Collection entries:
= = = =

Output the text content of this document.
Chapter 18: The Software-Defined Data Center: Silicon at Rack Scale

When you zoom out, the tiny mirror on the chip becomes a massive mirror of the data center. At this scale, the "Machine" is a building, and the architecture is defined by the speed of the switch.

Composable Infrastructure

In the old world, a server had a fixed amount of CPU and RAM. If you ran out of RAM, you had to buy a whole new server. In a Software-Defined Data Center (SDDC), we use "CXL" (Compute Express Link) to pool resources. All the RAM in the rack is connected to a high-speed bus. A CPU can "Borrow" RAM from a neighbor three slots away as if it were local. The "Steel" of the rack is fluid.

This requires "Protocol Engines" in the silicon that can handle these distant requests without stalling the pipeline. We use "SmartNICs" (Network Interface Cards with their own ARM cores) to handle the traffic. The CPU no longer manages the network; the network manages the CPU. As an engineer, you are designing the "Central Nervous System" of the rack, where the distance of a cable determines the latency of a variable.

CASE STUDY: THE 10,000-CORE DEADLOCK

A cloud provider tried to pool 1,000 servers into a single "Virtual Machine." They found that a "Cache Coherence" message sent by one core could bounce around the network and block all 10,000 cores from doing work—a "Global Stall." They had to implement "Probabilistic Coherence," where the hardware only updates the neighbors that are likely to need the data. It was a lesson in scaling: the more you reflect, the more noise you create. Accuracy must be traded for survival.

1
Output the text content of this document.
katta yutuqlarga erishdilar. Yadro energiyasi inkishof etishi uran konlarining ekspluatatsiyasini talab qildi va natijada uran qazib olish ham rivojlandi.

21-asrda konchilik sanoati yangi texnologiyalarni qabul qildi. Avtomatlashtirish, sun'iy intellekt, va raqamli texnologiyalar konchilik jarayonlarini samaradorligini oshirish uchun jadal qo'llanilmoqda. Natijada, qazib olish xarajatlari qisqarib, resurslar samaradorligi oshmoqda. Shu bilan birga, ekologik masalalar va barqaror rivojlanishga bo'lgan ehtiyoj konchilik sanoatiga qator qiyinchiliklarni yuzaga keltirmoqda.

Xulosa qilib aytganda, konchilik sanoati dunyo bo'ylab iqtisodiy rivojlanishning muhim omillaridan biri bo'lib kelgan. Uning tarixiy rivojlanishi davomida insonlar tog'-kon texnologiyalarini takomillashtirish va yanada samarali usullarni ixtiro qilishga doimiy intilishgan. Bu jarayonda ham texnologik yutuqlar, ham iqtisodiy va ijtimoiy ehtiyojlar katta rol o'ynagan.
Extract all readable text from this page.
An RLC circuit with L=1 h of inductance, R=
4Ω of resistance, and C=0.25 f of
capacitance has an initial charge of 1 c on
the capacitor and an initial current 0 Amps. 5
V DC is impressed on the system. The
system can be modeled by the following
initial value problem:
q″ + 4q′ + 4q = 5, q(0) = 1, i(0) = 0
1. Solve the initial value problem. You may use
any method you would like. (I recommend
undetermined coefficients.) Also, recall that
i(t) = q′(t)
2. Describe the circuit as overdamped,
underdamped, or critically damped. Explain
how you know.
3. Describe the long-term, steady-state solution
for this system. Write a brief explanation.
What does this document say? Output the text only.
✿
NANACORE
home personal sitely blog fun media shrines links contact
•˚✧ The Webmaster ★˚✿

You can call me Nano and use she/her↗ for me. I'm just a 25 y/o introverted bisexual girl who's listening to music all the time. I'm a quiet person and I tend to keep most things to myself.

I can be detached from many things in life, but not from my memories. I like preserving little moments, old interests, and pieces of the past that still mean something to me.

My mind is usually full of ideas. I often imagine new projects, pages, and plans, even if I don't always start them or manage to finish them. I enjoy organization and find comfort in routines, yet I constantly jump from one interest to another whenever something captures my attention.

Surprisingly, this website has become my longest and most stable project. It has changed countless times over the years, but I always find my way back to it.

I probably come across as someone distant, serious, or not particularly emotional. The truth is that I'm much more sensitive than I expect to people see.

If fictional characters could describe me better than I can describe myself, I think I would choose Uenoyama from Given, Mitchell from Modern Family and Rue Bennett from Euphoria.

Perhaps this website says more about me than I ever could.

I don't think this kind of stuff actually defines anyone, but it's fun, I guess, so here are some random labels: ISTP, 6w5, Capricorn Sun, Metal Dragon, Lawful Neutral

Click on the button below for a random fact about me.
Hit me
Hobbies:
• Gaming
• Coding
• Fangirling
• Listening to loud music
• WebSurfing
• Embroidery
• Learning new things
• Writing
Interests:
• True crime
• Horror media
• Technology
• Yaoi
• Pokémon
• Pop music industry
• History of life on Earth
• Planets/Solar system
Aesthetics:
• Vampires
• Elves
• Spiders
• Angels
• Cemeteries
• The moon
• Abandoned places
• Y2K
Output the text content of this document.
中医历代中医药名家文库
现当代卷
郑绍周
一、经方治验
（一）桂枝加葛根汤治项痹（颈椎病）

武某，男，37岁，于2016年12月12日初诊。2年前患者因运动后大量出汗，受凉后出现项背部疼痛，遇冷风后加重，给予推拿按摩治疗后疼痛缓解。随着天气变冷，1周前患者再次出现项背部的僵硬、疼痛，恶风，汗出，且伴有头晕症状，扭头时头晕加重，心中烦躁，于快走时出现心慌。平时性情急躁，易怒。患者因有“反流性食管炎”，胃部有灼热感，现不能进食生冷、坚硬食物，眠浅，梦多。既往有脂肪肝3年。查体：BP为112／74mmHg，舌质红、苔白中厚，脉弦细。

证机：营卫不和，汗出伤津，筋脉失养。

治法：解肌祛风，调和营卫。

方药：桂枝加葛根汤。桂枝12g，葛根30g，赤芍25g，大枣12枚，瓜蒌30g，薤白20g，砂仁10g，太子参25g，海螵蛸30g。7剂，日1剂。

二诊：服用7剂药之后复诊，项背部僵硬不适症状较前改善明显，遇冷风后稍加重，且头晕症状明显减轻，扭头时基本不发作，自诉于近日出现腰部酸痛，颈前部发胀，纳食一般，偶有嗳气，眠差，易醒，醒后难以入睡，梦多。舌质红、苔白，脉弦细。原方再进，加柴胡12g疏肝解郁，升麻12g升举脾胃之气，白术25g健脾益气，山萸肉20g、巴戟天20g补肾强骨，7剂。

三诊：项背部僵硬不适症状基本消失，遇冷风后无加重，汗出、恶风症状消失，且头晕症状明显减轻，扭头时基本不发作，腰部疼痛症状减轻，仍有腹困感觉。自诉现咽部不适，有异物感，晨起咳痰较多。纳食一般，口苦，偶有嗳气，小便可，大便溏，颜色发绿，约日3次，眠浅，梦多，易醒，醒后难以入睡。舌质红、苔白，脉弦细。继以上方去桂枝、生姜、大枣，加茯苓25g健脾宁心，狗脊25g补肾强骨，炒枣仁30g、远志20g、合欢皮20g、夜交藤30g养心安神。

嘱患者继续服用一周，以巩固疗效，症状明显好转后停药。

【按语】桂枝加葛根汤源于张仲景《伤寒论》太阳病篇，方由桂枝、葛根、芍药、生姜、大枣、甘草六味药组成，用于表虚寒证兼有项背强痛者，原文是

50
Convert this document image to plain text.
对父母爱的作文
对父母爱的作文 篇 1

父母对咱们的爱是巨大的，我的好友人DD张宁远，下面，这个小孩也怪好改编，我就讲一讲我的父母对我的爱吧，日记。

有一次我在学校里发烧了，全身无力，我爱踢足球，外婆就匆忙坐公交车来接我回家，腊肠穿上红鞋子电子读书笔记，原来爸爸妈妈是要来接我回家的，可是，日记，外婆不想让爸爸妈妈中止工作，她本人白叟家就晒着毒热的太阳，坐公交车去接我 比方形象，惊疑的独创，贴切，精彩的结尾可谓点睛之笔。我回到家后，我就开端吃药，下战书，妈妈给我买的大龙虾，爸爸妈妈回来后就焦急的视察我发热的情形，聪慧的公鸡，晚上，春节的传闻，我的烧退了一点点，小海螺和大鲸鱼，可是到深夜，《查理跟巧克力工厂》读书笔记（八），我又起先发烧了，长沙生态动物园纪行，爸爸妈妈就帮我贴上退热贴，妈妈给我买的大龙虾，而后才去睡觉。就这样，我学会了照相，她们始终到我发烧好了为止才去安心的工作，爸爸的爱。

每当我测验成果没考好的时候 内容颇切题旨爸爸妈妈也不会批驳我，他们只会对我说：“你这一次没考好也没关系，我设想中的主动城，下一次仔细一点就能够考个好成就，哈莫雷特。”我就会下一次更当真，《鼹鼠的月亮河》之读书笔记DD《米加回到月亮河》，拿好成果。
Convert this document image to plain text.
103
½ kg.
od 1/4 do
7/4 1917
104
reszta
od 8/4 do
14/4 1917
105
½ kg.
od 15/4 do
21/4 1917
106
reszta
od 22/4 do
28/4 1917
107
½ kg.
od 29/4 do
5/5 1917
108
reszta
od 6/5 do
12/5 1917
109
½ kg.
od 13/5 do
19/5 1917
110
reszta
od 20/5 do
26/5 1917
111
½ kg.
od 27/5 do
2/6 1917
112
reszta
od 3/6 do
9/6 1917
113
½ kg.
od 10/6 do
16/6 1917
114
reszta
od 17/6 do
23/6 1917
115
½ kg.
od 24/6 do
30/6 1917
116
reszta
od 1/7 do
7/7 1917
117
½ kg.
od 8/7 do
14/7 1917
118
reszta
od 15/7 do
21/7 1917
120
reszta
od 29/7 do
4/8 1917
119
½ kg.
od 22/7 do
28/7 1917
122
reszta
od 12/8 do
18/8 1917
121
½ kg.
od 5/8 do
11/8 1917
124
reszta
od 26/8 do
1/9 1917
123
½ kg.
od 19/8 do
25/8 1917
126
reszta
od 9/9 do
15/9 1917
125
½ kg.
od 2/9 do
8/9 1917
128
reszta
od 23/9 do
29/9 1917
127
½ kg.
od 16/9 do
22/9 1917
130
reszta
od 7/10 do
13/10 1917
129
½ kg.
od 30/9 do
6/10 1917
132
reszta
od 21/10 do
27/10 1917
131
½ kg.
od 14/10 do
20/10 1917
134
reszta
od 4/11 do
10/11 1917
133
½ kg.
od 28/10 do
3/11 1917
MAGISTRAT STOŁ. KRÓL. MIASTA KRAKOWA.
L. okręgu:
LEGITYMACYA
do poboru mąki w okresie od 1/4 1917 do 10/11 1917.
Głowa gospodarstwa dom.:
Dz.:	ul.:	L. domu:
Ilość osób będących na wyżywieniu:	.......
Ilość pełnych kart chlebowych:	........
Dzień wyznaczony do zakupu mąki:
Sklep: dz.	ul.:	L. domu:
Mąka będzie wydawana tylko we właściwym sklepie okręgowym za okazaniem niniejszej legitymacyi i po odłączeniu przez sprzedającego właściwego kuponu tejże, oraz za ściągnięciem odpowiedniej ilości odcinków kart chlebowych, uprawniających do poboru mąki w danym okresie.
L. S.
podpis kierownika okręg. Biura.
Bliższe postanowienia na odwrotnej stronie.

= = = =

• _Instructions to follow_
Only the number is required: the count of lines containing the word "website".

• _Solved exercise_
2